### WHAT THIS TASK INVOLVES
Extract the entries in their exact form.

### Figure record listings
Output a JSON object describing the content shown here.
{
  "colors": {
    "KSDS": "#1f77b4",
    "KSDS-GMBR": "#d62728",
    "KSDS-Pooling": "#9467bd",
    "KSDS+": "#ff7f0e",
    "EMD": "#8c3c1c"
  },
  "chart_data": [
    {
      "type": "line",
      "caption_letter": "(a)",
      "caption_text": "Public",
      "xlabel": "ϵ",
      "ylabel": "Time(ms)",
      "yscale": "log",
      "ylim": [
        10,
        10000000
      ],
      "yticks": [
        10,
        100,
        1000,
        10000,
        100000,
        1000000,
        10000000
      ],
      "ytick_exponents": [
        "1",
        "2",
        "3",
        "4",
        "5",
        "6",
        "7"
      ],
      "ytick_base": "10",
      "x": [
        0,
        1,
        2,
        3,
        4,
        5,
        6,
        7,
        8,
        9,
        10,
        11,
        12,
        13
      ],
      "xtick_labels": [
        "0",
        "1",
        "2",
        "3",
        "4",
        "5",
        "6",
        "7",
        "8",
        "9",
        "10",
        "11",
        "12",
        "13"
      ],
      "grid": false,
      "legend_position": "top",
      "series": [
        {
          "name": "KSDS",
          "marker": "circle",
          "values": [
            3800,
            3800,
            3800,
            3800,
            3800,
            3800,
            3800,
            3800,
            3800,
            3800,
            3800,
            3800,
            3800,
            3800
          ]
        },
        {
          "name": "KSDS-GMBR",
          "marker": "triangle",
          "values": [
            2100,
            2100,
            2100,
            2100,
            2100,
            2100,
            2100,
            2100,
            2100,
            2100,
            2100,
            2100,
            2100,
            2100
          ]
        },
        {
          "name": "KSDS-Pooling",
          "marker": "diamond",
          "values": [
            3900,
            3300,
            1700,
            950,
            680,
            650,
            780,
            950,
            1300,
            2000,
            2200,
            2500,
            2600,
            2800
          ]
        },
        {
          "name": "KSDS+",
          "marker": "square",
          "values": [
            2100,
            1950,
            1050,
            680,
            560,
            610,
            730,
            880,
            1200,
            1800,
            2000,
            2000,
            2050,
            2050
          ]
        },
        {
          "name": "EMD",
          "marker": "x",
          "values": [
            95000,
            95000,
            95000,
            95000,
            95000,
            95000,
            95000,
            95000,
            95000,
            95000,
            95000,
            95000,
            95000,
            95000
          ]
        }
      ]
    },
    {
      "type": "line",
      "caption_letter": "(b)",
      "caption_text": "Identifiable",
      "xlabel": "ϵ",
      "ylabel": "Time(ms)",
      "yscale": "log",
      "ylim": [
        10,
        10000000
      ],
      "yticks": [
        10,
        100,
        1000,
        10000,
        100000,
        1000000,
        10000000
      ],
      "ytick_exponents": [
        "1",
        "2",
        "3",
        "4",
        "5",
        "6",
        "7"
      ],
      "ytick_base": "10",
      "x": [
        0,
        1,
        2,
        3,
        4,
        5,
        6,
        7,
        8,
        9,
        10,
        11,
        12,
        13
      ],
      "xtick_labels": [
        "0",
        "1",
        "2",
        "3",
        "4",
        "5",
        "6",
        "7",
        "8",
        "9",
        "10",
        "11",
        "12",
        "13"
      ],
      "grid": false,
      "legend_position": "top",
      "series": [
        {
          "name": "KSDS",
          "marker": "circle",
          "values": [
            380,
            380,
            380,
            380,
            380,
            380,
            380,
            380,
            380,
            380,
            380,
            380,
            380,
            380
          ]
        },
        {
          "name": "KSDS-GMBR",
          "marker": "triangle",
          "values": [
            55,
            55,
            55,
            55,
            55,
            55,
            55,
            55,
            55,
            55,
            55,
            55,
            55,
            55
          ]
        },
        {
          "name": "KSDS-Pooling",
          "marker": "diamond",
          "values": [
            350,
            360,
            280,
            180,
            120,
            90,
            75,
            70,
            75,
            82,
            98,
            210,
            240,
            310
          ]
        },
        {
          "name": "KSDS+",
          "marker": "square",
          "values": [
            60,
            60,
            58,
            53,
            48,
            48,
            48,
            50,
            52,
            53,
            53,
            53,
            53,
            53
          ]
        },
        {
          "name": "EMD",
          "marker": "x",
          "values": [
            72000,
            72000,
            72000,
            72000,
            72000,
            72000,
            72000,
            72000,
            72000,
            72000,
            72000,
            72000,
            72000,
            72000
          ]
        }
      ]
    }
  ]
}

### EXERCISE OUTPUT
Output a JSON object describing the content shown here.
{
  "colors": {
    "KSDS": "#1f77b4",
    "KSDS-GMBR": "#d62728",
    "KSDS-Pooling": "#9467bd",
    "KSDS+": "#ff7f0e",
    "EMD": "#8c3c1c"
  },
  "chart_data": [
    {
      "type": "line",
      "caption_letter": "(a)",
      "caption_text": "Public",
      "xlabel": "ϵ",
      "ylabel": "Time(ms)",
      "yscale": "log",
      "ylim": [
        10,
        10000000
      ],
      "yticks": [
        10,
        100,
        1000,
        10000,
        100000,
        1000000,
        10000000
      ],
      "ytick_exponents": [
        "1",
        "2",
        "3",
        "4",
        "5",
        "6",
        "7"
      ],
      "ytick_base": "10",
      "x": [
        0,
        1,
        2,
        3,
        4,
        5,
        6,
        7,
        8,
        9,
        10,
        11,
        12,
        13
      ],
      "xtick_labels": [
        "0",
        "1",
        "2",
        "3",
        "4",
        "5",
        "6",
        "7",
        "8",
        "9",
        "10",
        "11",
        "12",
        "13"
      ],
      "grid": false,
      "legend_position": "top",
      "series": [
        {
          "name": "KSDS",
          "marker": "circle",
          "values": [
            3800,
            3800,
            3800,
            3800,
            3800,
            3800,
            3800,
            3800,
            3800,
            3800,
            3800,
            3800,
            3800,
            3800
          ]
        },
        {
          "name": "KSDS-GMBR",
          "marker": "triangle",
          "values": [
            2100,
            2100,
            2100,
            2100,
            2100,
            2100,
            2100,
            2100,
            2100,
            2100,
            2100,
            2100,
            2100,
            2100
          ]
        },
        {
          "name": "KSDS-Pooling",
          "marker": "diamond",
          "values": [
            3900,
            3300,
            1700,
            950,
            680,
            650,
            780,
            950,
            1300,
            2000,
            2200,
            2500,
            2600,
            2800
          ]
        },
        {
          "name": "KSDS+",
          "marker": "square",
          "values": [
            2100,
            1950,
            1050,
            680,
            560,
            610,
            730,
            880,
            1200,
            1800,
            2000,
            2000,
            2050,
            2050
          ]
        },
        {
          "name": "EMD",
          "marker": "x",
          "values": [
            95000,
            95000,
            95000,
            95000,
            95000,
            95000,
            95000,
            95000,
            95000,
            95000,
            95000,
            95000,
            95000,
            95000
          ]
        }
      ]
    },
    {
      "type": "line",
      "caption_letter": "(b)",
      "caption_text": "Identifiable",
      "xlabel": "ϵ",
      "ylabel": "Time(ms)",
      "yscale": "log",
      "ylim": [
        10,
        10000000
      ],
      "yticks": [
        10,
        100,
        1000,
        10000,
        100000,
        1000000,
        10000000
      ],
      "ytick_exponents": [
        "1",
        "2",
        "3",
        "4",
        "5",
        "6",
        "7"
      ],
      "ytick_base": "10",
      "x": [
        0,
        1,
        2,
        3,
        4,
        5,
        6,
        7,
        8,
        9,
        10,
        11,
        12,
        13
      ],
      "xtick_labels": [
        "0",
        "1",
        "2",
        "3",
        "4",
        "5",
        "6",
        "7",
        "8",
        "9",
        "10",
        "11",
        "12",
        "13"
      ],
      "grid": false,
      "legend_position": "top",
      "series": [
        {
          "name": "KSDS",
          "marker": "circle",
          "values": [
            380,
            380,
            380,
            380,
            380,
            380,
            380,
            380,
            380,
            380,
            380,
            380,
            380,
            380
          ]
        },
        {
          "name": "KSDS-GMBR",
          "marker": "triangle",
          "values": [
            55,
            55,
            55,
            55,
            55,
            55,
            55,
            55,
            55,
            55,
            55,
            55,
            55,
            55
          ]
        },
        {
          "name": "KSDS-Pooling",
          "marker": "diamond",
          "values": [
            350,
            360,
            280,
            180,
            120,
            90,
            75,
            70,
            75,
            82,
            98,
            210,
            240,
            310
          ]
        },
        {
          "name": "KSDS+",
          "marker": "square",
          "values": [
            60,
            60,
            58,
            53,
            48,
            48,
            48,
            50,
            52,
            53,
            53,
            53,
            53,
            53
          ]
        },
        {
          "name": "EMD",
          "marker": "x",
          "values": [
            72000,
            72000,
            72000,
            72000,
            72000,
            72000,
            72000,
            72000,
            72000,
            72000,
            72000,
            72000,
            72000,
            72000
          ]
        }
      ]
    }
  ]
}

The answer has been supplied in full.